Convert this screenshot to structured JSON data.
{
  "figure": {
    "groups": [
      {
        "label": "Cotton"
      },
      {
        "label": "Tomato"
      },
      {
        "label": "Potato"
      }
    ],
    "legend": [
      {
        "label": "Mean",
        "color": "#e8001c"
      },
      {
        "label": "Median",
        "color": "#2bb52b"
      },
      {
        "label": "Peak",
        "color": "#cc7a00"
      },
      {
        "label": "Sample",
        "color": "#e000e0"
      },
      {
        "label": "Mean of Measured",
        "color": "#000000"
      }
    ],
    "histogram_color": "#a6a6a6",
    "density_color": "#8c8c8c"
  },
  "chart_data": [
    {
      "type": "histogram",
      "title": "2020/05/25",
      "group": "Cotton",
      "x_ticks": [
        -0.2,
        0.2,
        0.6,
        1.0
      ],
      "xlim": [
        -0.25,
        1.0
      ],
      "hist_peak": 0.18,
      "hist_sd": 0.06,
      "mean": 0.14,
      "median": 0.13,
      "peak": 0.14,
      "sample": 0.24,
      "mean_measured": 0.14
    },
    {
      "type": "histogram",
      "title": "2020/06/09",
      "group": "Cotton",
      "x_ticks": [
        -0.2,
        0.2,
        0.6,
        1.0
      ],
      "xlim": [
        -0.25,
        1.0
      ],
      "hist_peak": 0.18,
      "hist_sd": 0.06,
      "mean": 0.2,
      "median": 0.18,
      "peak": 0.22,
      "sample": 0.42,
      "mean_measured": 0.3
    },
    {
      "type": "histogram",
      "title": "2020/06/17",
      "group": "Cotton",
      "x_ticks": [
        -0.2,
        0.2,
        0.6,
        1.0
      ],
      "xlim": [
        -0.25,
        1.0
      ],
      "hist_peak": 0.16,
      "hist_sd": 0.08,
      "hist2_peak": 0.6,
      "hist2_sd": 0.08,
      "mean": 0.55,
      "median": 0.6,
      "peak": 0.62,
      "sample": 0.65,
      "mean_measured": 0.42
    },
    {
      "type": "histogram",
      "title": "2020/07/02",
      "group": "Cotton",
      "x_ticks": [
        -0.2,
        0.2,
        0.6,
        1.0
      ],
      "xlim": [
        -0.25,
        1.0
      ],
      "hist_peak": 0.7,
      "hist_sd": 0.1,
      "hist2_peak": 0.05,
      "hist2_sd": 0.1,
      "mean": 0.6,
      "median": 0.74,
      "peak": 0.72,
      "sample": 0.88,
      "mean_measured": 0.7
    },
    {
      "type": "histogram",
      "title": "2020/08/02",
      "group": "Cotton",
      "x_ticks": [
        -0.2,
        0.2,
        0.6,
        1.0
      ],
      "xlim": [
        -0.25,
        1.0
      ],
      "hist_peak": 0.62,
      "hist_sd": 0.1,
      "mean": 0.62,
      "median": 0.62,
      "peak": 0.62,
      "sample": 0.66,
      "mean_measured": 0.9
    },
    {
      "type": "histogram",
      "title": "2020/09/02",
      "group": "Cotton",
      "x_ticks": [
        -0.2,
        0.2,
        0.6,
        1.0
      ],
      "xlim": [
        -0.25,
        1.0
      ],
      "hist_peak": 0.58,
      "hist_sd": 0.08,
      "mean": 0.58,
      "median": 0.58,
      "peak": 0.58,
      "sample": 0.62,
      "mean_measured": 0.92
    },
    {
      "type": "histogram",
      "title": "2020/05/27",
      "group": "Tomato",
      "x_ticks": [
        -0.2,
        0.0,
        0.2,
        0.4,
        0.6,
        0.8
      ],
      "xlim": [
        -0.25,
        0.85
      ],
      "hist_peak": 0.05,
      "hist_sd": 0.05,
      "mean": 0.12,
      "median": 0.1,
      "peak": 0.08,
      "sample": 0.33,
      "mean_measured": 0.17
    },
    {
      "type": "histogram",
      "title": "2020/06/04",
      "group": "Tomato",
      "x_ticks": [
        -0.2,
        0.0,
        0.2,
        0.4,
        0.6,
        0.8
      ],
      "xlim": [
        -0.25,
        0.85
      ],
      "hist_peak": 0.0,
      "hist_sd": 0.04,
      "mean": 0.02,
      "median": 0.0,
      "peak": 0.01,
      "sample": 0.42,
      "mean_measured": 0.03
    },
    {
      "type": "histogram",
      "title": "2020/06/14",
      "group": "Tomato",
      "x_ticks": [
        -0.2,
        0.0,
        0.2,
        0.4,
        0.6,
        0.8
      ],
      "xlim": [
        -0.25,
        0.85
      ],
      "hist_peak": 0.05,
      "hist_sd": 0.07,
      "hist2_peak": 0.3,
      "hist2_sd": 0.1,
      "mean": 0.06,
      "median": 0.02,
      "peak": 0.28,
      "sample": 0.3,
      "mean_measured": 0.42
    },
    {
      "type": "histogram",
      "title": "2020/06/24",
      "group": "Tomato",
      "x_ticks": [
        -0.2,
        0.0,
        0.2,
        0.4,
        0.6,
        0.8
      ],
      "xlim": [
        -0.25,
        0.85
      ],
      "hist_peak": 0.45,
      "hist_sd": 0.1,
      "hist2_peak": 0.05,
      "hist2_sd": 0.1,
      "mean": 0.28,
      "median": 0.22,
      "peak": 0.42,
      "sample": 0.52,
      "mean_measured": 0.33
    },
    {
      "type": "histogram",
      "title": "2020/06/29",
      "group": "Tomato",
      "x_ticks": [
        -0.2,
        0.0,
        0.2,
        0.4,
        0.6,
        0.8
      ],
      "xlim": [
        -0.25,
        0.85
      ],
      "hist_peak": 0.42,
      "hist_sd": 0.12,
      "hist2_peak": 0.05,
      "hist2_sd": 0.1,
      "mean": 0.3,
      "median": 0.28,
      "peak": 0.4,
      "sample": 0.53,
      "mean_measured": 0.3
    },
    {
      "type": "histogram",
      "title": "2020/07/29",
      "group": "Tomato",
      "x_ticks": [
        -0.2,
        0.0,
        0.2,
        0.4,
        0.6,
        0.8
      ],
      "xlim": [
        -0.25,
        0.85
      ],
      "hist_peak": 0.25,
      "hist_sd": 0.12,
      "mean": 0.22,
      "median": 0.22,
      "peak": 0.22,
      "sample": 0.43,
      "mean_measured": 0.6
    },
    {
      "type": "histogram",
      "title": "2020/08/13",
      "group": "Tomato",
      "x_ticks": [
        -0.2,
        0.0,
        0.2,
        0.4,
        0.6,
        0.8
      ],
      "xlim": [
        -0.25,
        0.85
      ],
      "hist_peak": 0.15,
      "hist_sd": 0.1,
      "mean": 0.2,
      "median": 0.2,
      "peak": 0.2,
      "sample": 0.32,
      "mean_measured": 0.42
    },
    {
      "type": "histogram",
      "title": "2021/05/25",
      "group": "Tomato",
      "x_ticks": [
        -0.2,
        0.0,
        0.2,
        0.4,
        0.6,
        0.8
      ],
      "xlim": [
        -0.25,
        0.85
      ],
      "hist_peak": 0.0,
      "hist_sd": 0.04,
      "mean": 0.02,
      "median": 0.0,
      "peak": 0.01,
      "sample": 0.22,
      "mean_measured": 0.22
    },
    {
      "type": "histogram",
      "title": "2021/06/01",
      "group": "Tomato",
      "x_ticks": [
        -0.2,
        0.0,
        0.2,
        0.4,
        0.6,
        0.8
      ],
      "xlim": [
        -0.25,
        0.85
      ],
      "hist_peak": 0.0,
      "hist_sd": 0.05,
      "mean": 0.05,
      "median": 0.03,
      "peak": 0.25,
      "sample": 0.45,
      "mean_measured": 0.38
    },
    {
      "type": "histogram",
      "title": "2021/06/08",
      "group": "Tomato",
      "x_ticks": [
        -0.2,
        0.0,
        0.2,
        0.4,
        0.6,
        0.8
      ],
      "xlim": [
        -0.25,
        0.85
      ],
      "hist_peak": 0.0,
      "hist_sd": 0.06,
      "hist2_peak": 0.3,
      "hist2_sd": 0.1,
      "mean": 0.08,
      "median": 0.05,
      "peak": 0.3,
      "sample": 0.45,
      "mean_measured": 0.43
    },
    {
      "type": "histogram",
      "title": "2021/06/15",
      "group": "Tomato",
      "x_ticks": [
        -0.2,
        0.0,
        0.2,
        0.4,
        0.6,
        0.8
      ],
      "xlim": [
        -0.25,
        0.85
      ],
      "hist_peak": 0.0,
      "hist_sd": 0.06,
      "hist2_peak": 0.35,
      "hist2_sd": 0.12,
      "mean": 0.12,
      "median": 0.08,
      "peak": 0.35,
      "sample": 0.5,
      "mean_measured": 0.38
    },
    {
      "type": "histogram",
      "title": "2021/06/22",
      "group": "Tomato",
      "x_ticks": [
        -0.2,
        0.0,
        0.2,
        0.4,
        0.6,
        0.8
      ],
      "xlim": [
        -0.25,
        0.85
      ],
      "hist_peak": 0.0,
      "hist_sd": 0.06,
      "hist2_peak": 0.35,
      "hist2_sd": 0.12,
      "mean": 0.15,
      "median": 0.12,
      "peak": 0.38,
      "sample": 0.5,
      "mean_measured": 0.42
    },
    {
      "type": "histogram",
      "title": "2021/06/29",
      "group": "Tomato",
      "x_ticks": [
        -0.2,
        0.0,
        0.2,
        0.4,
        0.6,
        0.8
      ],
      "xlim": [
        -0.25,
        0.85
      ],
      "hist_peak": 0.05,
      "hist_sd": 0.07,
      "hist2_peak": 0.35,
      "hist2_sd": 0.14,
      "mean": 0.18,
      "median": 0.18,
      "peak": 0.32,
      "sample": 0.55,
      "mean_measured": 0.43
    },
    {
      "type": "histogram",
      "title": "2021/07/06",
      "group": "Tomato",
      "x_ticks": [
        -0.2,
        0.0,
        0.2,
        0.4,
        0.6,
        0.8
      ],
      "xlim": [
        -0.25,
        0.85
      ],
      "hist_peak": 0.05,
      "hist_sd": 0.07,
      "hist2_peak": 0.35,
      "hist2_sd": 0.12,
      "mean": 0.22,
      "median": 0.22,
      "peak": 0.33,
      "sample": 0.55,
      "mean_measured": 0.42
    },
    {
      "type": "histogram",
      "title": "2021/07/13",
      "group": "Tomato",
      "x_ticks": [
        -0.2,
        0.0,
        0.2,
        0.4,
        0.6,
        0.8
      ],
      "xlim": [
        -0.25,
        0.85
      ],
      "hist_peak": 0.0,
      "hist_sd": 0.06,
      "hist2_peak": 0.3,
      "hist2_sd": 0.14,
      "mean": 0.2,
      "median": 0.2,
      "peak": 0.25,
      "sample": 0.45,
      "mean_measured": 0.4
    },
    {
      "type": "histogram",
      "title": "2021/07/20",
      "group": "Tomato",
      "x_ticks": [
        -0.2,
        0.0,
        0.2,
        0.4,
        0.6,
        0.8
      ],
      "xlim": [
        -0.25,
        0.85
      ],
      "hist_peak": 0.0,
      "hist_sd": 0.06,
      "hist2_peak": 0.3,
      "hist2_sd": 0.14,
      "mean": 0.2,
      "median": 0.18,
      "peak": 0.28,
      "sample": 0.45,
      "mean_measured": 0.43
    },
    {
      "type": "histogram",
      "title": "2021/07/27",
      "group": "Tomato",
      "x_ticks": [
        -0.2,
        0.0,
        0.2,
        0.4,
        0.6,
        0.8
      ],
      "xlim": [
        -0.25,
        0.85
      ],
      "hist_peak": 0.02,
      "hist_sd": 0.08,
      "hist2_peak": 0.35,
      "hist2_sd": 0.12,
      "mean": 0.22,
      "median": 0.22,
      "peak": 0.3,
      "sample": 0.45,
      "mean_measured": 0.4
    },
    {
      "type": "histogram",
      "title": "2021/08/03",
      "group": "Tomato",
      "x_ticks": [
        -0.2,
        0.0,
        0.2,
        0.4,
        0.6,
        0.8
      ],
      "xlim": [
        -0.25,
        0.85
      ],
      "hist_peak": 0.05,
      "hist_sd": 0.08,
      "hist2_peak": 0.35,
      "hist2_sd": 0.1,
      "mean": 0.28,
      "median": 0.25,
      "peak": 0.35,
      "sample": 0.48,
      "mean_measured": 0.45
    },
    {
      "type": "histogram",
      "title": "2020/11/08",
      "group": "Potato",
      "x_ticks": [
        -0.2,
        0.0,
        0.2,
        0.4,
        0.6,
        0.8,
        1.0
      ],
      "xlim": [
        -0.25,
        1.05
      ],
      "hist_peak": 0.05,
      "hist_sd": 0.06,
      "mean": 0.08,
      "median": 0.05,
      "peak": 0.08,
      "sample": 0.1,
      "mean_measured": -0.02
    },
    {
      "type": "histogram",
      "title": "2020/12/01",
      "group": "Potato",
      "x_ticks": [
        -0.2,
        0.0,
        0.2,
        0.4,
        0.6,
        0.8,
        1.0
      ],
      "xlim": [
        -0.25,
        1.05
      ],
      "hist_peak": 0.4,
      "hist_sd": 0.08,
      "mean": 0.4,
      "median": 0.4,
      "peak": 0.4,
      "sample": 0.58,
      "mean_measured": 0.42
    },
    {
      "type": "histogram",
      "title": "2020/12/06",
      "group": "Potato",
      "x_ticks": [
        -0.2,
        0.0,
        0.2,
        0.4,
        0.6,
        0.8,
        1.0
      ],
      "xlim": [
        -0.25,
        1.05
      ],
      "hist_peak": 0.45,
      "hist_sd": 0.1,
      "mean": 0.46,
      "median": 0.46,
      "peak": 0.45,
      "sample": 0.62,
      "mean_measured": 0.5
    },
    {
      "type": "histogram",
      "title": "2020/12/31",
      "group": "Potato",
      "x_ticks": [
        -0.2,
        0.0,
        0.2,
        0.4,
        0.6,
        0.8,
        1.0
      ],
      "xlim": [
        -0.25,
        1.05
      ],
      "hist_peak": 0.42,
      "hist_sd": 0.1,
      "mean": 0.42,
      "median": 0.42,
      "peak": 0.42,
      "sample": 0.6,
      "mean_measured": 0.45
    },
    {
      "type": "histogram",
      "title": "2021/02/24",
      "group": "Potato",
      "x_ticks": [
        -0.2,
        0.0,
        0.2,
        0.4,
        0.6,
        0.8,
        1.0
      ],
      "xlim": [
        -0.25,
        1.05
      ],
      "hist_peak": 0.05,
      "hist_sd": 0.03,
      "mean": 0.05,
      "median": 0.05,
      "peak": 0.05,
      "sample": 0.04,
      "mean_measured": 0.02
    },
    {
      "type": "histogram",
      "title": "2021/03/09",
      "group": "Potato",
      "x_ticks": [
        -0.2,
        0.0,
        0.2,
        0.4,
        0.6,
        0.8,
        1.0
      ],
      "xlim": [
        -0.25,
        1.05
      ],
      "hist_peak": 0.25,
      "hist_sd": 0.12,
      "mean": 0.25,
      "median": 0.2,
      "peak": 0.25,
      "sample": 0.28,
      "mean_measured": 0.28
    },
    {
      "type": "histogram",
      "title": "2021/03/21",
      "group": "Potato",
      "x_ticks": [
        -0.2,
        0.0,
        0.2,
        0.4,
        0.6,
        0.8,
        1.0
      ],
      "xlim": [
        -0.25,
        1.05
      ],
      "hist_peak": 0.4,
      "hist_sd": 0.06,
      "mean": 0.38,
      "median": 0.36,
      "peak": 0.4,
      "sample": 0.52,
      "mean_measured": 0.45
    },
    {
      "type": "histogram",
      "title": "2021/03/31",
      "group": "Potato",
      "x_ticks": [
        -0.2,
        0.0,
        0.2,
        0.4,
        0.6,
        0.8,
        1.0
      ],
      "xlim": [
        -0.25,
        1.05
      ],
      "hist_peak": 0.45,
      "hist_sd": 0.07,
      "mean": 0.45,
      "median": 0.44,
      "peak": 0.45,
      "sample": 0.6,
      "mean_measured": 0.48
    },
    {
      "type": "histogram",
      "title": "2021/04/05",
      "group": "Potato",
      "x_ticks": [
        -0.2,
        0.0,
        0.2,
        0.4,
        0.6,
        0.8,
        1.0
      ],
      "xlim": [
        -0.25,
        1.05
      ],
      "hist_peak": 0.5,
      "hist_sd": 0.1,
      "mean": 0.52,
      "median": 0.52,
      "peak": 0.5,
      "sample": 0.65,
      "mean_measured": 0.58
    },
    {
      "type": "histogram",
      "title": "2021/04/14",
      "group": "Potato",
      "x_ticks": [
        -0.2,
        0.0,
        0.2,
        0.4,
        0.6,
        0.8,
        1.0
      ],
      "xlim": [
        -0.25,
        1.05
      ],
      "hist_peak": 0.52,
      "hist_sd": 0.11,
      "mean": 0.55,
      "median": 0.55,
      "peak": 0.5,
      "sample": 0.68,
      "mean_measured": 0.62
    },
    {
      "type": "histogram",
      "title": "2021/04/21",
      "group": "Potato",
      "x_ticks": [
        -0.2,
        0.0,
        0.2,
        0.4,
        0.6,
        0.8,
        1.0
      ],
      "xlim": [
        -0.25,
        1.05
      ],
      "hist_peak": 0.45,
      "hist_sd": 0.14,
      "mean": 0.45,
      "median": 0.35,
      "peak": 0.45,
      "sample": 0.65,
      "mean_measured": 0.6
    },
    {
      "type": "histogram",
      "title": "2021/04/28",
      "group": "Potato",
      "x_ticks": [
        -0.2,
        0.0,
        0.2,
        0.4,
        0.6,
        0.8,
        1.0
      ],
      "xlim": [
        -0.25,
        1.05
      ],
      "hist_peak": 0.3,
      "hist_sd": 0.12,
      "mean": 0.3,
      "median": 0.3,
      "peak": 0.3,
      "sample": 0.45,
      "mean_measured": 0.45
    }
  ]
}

--- --- ---

**Required work:** Track down all lines above with the string "label" and copy them.

**Written solution:**
        "label": "Cotton"
        "label": "Tomato"
        "label": "Potato"
        "label": "Mean",
        "label": "Median",
        "label": "Peak",
        "label": "Sample",
        "label": "Mean of Measured",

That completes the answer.